### MATERIAL PROVIDED ###

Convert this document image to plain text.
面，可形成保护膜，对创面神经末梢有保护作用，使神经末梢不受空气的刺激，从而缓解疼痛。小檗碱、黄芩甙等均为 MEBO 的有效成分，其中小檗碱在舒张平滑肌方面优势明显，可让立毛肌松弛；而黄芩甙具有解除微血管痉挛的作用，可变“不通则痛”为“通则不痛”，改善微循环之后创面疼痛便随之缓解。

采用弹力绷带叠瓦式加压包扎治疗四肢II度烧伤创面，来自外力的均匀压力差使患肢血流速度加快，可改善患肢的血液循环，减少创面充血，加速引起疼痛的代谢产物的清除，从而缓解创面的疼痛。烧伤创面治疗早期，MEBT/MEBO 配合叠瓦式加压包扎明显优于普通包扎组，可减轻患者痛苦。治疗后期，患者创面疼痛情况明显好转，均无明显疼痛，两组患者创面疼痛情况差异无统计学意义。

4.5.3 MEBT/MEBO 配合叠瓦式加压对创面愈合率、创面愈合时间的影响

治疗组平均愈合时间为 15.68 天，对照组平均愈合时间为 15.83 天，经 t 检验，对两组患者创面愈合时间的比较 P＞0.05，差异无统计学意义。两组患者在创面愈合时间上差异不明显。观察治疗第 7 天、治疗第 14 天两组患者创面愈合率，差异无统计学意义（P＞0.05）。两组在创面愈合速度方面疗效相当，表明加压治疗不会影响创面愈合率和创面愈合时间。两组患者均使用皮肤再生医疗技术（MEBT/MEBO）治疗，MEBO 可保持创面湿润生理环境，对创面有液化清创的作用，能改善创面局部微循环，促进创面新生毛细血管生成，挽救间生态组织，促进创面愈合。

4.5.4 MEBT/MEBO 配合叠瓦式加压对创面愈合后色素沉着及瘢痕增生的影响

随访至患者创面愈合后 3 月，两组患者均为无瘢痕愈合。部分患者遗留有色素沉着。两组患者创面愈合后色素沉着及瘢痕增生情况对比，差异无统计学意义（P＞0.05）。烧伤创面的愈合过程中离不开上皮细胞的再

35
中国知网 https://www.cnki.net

###

§ THE REQUEST
Looking at the records above, count the lines where the word "MEBT" appears. State only the number.

§ FINISHED EXERCISE
4